Termasuk orang yang belum bertaubat dari maksiat, ketika dia masih berkeinginan untuk melakukan maksiat itu pada waktu tertentu, meskipun dia tinggalkan di waktu yang lain. Seperti orang yang bertekad untuk meninggalkan maksiat di bulan ramadhan, namun masih berkeinginan untuk maksiat di bulan yang lain. Orang semacam ini belum dianggap bertaubat. Namun dia hanya tinggalkan maksiat itu di bulan Ramadhan dan dia diberi pahala jika dia tinggalkan hal itu dan dia jauhi keharaman itu karena Allah dan dalam rangka mengagungkan syiar Allah.  Akan tetapi orang ini belum termasuk orang yang bertaubat, orang-orang yang mendapat ampunan karena taubatnya secara mutlak, meskipun tidak juga disebut sebagai orang yang keterusan dalam maksiat secara mutlak.” (Hilyatul Auliya’, 1:147–149)
Membuka pintu kebaikan selanjutnya
Dalam Majmu’ Al-Fatawa (bab Al-Hasanah wa As-Sayyiah, 14:240), Ibnu Taimiyyah menguraikan faidah yang sangat menarik,
“Telah disebutkan di beberapa ayat dalam Alquran bahwa sesungguhnya kebaikan kedua terkadang merupakan bentuk pahala atas kebaikan pertama. Demikian pula dengan keburukan kedua; dia terkadang merupakan hukuman atas keburukan pertama.

- - - -

**TUGAS YANG DIMINTA**:
(A) Terjemahkan kalimat dari teks tentang taubat ini ke dalam bahasa Inggris: "Seperti orang yang bertekad untuk meninggalkan maksiat di bulan ramadhan, namun masih berkeinginan untuk maksiat di bulan yang lain."
(B) Teruskan bagian berikutnya dari teks tentang taubat, mulai setelah kalimat terakhir yang tertera.

**BAHAN YANG DISEDIAKAN**:

- - - -

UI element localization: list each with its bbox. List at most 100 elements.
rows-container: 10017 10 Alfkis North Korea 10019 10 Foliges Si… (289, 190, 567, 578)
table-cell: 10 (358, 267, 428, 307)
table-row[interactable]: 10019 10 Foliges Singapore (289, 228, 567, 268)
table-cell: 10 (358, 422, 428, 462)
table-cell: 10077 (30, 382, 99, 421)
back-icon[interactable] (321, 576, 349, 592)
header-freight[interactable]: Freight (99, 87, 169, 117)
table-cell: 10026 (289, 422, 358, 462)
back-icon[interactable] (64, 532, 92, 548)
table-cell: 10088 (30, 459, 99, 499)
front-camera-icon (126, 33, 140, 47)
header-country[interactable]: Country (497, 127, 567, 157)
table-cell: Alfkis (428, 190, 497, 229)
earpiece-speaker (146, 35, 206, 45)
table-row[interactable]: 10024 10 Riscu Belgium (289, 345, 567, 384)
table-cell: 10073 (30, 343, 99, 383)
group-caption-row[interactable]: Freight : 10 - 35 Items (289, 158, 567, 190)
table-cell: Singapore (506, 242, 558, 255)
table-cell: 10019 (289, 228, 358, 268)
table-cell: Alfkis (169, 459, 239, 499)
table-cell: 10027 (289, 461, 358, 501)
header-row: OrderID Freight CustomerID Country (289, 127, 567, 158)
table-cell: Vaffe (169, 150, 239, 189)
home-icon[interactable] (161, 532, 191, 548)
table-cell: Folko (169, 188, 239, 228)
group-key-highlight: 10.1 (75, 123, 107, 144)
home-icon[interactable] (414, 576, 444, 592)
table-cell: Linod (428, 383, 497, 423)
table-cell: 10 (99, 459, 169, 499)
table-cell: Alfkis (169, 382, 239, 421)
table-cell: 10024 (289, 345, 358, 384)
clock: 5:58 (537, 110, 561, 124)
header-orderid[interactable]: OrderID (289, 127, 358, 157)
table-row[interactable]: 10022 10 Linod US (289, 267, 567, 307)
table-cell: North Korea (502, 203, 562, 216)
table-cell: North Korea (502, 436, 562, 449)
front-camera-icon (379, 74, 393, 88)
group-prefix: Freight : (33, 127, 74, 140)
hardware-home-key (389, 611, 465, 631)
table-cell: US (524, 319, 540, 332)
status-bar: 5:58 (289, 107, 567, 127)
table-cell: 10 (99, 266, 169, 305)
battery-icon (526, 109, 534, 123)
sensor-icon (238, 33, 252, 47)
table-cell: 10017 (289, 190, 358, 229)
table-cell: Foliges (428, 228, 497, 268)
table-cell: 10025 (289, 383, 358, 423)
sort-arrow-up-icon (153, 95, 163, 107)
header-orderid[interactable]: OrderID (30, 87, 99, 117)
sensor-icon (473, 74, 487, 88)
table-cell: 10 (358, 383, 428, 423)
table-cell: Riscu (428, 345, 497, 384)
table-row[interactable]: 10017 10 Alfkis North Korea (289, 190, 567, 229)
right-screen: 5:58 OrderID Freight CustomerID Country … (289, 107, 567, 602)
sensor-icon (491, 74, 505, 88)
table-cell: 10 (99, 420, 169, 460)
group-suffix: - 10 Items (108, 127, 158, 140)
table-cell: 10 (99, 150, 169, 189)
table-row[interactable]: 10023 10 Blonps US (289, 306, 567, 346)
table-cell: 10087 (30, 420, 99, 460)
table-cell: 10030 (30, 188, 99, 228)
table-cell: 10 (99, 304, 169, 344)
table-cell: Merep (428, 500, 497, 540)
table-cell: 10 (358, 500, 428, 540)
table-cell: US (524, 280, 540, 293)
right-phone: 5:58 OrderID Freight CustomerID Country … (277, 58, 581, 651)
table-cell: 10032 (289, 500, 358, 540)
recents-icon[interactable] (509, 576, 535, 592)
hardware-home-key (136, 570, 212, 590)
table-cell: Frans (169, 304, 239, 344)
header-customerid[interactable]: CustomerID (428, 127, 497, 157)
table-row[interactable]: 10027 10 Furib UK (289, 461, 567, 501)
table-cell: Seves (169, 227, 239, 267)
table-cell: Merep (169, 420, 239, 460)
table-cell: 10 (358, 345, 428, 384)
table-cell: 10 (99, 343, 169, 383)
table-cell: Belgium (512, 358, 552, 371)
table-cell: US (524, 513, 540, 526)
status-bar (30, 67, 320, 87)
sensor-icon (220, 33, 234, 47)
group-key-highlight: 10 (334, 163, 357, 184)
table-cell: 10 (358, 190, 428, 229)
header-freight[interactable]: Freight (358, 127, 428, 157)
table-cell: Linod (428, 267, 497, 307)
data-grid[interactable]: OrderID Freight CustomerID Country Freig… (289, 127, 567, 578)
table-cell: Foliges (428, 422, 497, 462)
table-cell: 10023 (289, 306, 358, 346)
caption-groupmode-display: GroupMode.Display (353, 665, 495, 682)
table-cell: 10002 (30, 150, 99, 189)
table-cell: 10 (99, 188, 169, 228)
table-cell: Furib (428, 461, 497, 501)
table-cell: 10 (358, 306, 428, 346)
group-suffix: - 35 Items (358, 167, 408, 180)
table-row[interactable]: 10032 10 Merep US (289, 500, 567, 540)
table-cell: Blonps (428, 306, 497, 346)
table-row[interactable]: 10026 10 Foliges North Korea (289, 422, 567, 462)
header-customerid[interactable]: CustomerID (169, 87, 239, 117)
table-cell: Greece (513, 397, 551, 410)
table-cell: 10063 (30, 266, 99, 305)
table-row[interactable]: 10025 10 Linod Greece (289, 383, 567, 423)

- - - -

**JAWABAN BERURUTAN**:
(A) Like a person who resolves to abandon sin in the month of Ramadan, yet still wishes to commit sin in other months.

(B)
Allah Ta’ala berfirman,
… ولَوْ أَنَّهُمْ فَعَلُوا مَا يُوعَظُونَ بِهِ لَكَانَ خَيْراً لَّهُمْ وأَشَدَّ تَثْبِيتاً. وإذاً لآتَيْنَاهُم مِّن لَّدُنَّا أَجْراً عَظِيماً. ولَهَدَيْنَاهُمْ صِرَاطاً مُّسْتَقِيماً
… Dan sesungguhnya kalau mereka melaksanakan pelajaran yang diberikan kepada mereka, tentulah hal yang demikian itu lebih baik bagi mereka dan lebih menguatkan (iman mereka). Kalau demikian, pasti Kami berikan kepada mereka pahala yang besar dari sisi Kami, dan pasti Kami tunjuki mereka  jalan yang lurus.’ (Q.s. An-Nisa’: 66–68)
Allah Ta’ala berfirman,
والذين جاهدوا فينا لنهدينهم سبلنا
Dan orang-orang yang berjihad untuk (mencari keridhaan) Kami, benar-benar akan Kami tunjukkan kepada mereka jalan-jalan Kami ….‘ (Q.s. Al-’Ankabut: 69)
Allah Ta’ala berfirman,
والَّذِينَ قُتِلُوا فِي سَبِيلِ اللَّهِ فَلَن يُضِلَّ أَعْمَالَهُمْ. سَيَهْدِيهِمْ ويُصْلِحُ بَالَهُمْ. ويُدْخِلُهُمُ الجَنَّةَ عَرَّفَهَا لَهُمْ
… Dan orang-orang yang syahid di jalan Allah, Allah tidak akan menyia-nyiakan amal mereka. Allah akan memberi pimpinan kepada mereka, memperbaiki keadaan mereka, dan memasukkan mereka ke dalam jannah yang telah diperkenankan-Nya untuk mereka.’ (Q.s. Muhammad: 4–6)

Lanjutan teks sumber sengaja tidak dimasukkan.